▶ _Listed records_:

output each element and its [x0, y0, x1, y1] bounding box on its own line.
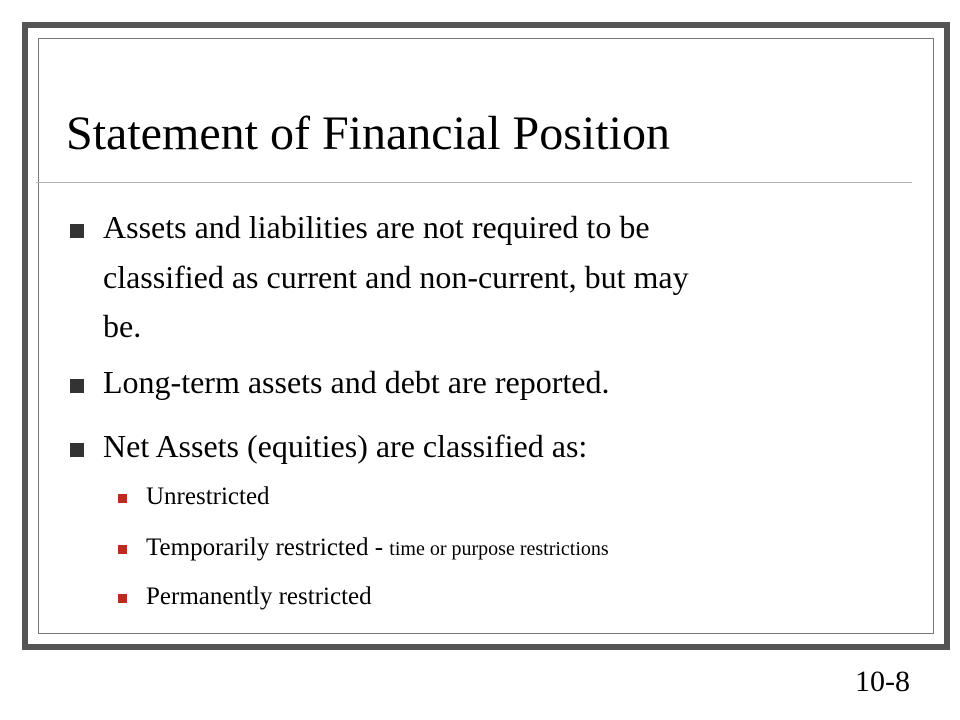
sub-bullet-marker-1	[118, 494, 127, 503]
bullet-marker-2	[70, 379, 84, 393]
sub-bullet-2-main: Temporarily restricted -	[146, 534, 390, 561]
bullet-marker-3	[70, 443, 84, 457]
bullet-3-text: Net Assets (equities) are classified as:	[103, 428, 588, 464]
title-divider	[36, 182, 912, 183]
sub-bullet-marker-3	[118, 594, 127, 603]
slide-title: Statement of Financial Position	[66, 107, 670, 160]
sub-bullet-2-text	[146, 533, 609, 564]
sub-bullet-1-text: Unrestricted	[146, 483, 270, 510]
sub-bullet-3-text: Permanently restricted	[146, 583, 372, 610]
sub-bullet-2-note: time or purpose restrictions	[389, 538, 609, 560]
bullet-1-line-1: Assets and liabilities are not required to be	[103, 209, 650, 245]
bullet-2-text: Long-term assets and debt are reported.	[103, 364, 610, 400]
bullet-1-line-2: classified as current and non-current, but may	[103, 259, 689, 295]
slide-number: 10-8	[855, 665, 910, 698]
bullet-marker-1	[70, 224, 84, 238]
bullet-1-line-3: be.	[103, 308, 142, 344]
sub-bullet-marker-2	[118, 545, 127, 554]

▶ _Work instructions_: Reproduce every line above verbatim, omitting the picture.

▶ _Reply to the exercise_:
output each element and its [x0, y0, x1, y1] bounding box on its own line.
sub-bullet-marker-1	[118, 494, 127, 503]
bullet-marker-2	[70, 379, 84, 393]
sub-bullet-2-main: Temporarily restricted -	[146, 534, 390, 561]
bullet-marker-3	[70, 443, 84, 457]
bullet-3-text: Net Assets (equities) are classified as:	[103, 428, 588, 464]
title-divider	[36, 182, 912, 183]
sub-bullet-marker-3	[118, 594, 127, 603]
slide-title: Statement of Financial Position	[66, 107, 670, 160]
sub-bullet-2-text	[146, 533, 609, 564]
sub-bullet-1-text: Unrestricted	[146, 483, 270, 510]
sub-bullet-3-text: Permanently restricted	[146, 583, 372, 610]
sub-bullet-2-note: time or purpose restrictions	[389, 538, 609, 560]
bullet-1-line-1: Assets and liabilities are not required to be	[103, 209, 650, 245]
bullet-2-text: Long-term assets and debt are reported.	[103, 364, 610, 400]
bullet-1-line-2: classified as current and non-current, but may	[103, 259, 689, 295]
slide-number: 10-8	[855, 665, 910, 698]
bullet-marker-1	[70, 224, 84, 238]
bullet-1-line-3: be.	[103, 308, 142, 344]
sub-bullet-marker-2	[118, 545, 127, 554]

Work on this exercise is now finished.